**SET TASK**: Write out the listing in full, matching it word for word.
=== DATA ===
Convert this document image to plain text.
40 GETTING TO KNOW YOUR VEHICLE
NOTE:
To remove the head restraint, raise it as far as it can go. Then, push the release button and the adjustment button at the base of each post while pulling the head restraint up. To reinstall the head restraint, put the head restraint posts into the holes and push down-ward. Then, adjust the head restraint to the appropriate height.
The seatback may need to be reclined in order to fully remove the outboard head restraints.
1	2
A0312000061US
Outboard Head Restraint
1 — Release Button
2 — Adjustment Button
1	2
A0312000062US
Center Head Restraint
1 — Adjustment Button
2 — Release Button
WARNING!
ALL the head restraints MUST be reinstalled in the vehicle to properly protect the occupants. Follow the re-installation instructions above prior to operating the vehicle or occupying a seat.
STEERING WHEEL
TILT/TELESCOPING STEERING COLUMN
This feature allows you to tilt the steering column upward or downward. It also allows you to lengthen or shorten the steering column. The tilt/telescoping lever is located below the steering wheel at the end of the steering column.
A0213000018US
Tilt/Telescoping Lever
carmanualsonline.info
===
**EXERCISE SOLUTION**:
Convert this document image to plain text.
40 GETTING TO KNOW YOUR VEHICLE
NOTE:
To remove the head restraint, raise it as far as it can go. Then, push the release button and the adjustment button at the base of each post while pulling the head restraint up. To reinstall the head restraint, put the head restraint posts into the holes and push down-ward. Then, adjust the head restraint to the appropriate height.
The seatback may need to be reclined in order to fully remove the outboard head restraints.
1	2
A0312000061US
Outboard Head Restraint
1 — Release Button
2 — Adjustment Button
1	2
A0312000062US
Center Head Restraint
1 — Adjustment Button
2 — Release Button
WARNING!
ALL the head restraints MUST be reinstalled in the vehicle to properly protect the occupants. Follow the re-installation instructions above prior to operating the vehicle or occupying a seat.
STEERING WHEEL
TILT/TELESCOPING STEERING COLUMN
This feature allows you to tilt the steering column upward or downward. It also allows you to lengthen or shorten the steering column. The tilt/telescoping lever is located below the steering wheel at the end of the steering column.
A0213000018US
Tilt/Telescoping Lever
carmanualsonline.info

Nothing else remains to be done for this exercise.